--- start Records to use ---
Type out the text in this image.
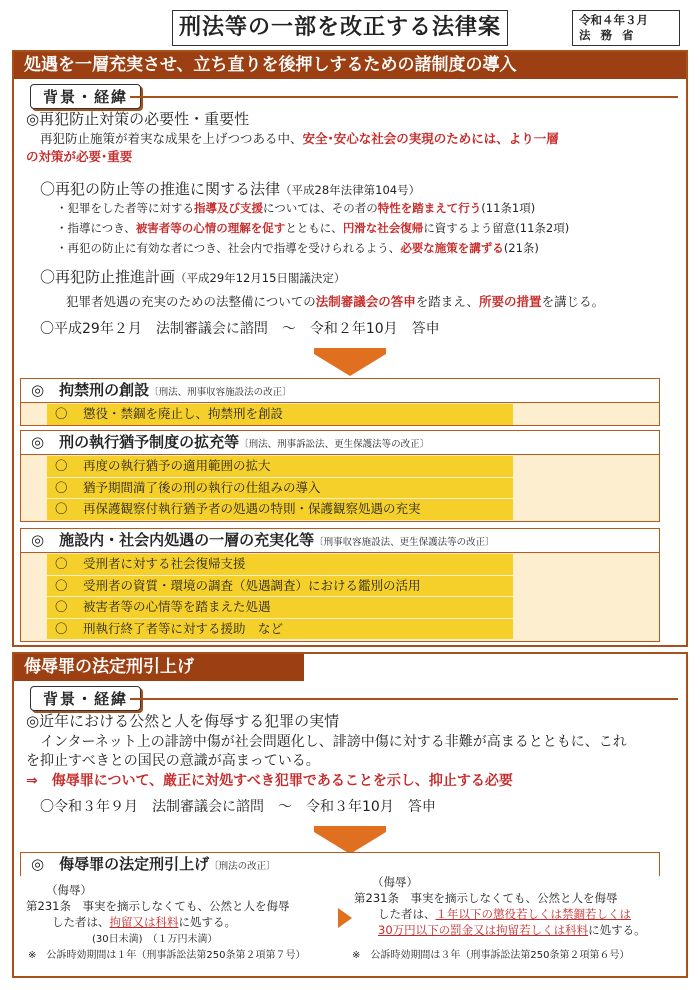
刑法等の一部を改正する法律案	令和４年３月
法務省
処遇を一層充実させ、立ち直りを後押しするための諸制度の導入
背景・経緯
◎再犯防止対策の必要性・重要性
再犯防止施策が着実な成果を上げつつある中、安全･安心な社会の実現のためには、より一層
の対策が必要･重要
〇再犯の防止等の推進に関する法律（平成28年法律第104号）
・犯罪をした者等に対する指導及び支援については、その者の特性を踏まえて行う(11条1項)
・指導につき、被害者等の心情の理解を促すとともに、円滑な社会復帰に資するよう留意(11条2項)
・再犯の防止に有効な者につき、社会内で指導を受けられるよう、必要な施策を講ずる(21条)
〇再犯防止推進計画（平成29年12月15日閣議決定）
犯罪者処遇の充実のための法整備についての法制審議会の答申を踏まえ、所要の措置を講じる。
〇平成29年２月　法制審議会に諮問　～　令和２年10月　答申
◎　拘禁刑の創設〔刑法、刑事収容施設法の改正〕
〇 懲役・禁錮を廃止し、拘禁刑を創設
◎　刑の執行猶予制度の拡充等〔刑法、刑事訴訟法、更生保護法等の改正〕
〇 再度の執行猶予の適用範囲の拡大
〇 猶予期間満了後の刑の執行の仕組みの導入
〇 再保護観察付執行猶予者の処遇の特則・保護観察処遇の充実
◎　施設内・社会内処遇の一層の充実化等〔刑事収容施設法、更生保護法等の改正〕
〇 受刑者に対する社会復帰支援
〇 受刑者の資質・環境の調査（処遇調査）における鑑別の活用
〇 被害者等の心情等を踏まえた処遇
〇 刑執行終了者等に対する援助　など
侮辱罪の法定刑引上げ
背景・経緯
◎近年における公然と人を侮辱する犯罪の実情
インターネット上の誹謗中傷が社会問題化し、誹謗中傷に対する非難が高まるとともに、これ
を抑止すべきとの国民の意識が高まっている。
⇒　侮辱罪について、厳正に対処すべき犯罪であることを示し、抑止する必要
〇令和３年９月　法制審議会に諮問　～　令和３年10月　答申
◎　侮辱罪の法定刑引上げ〔刑法の改正〕
（侮辱）
第231条　事実を摘示しなくても、公然と人を侮辱
した者は、拘留又は科料に処する。
(30日未満)　 （１万円未満）
※　公訴時効期間は１年（刑事訴訟法第250条第２項第７号）
（侮辱）
第231条　事実を摘示しなくても、公然と人を侮辱
した者は、１年以下の懲役若しくは禁錮若しくは
30万円以下の罰金又は拘留若しくは科料に処する。
※　公訴時効期間は３年（刑事訴訟法第250条第２項第６号）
--- end Records to use ---
Written exercise:
Take the listing and print it again exactly, but without any pictures.

Full solution:
Type out the text in this image.
刑法等の一部を改正する法律案	令和４年３月
法務省
処遇を一層充実させ、立ち直りを後押しするための諸制度の導入
背景・経緯
◎再犯防止対策の必要性・重要性
再犯防止施策が着実な成果を上げつつある中、安全･安心な社会の実現のためには、より一層
の対策が必要･重要
〇再犯の防止等の推進に関する法律（平成28年法律第104号）
・犯罪をした者等に対する指導及び支援については、その者の特性を踏まえて行う(11条1項)
・指導につき、被害者等の心情の理解を促すとともに、円滑な社会復帰に資するよう留意(11条2項)
・再犯の防止に有効な者につき、社会内で指導を受けられるよう、必要な施策を講ずる(21条)
〇再犯防止推進計画（平成29年12月15日閣議決定）
犯罪者処遇の充実のための法整備についての法制審議会の答申を踏まえ、所要の措置を講じる。
〇平成29年２月　法制審議会に諮問　～　令和２年10月　答申
◎　拘禁刑の創設〔刑法、刑事収容施設法の改正〕
〇 懲役・禁錮を廃止し、拘禁刑を創設
◎　刑の執行猶予制度の拡充等〔刑法、刑事訴訟法、更生保護法等の改正〕
〇 再度の執行猶予の適用範囲の拡大
〇 猶予期間満了後の刑の執行の仕組みの導入
〇 再保護観察付執行猶予者の処遇の特則・保護観察処遇の充実
◎　施設内・社会内処遇の一層の充実化等〔刑事収容施設法、更生保護法等の改正〕
〇 受刑者に対する社会復帰支援
〇 受刑者の資質・環境の調査（処遇調査）における鑑別の活用
〇 被害者等の心情等を踏まえた処遇
〇 刑執行終了者等に対する援助　など
侮辱罪の法定刑引上げ
背景・経緯
◎近年における公然と人を侮辱する犯罪の実情
インターネット上の誹謗中傷が社会問題化し、誹謗中傷に対する非難が高まるとともに、これ
を抑止すべきとの国民の意識が高まっている。
⇒　侮辱罪について、厳正に対処すべき犯罪であることを示し、抑止する必要
〇令和３年９月　法制審議会に諮問　～　令和３年10月　答申
◎　侮辱罪の法定刑引上げ〔刑法の改正〕
（侮辱）
第231条　事実を摘示しなくても、公然と人を侮辱
した者は、拘留又は科料に処する。
(30日未満)　 （１万円未満）
※　公訴時効期間は１年（刑事訴訟法第250条第２項第７号）
（侮辱）
第231条　事実を摘示しなくても、公然と人を侮辱
した者は、１年以下の懲役若しくは禁錮若しくは
30万円以下の罰金又は拘留若しくは科料に処する。
※　公訴時効期間は３年（刑事訴訟法第250条第２項第６号）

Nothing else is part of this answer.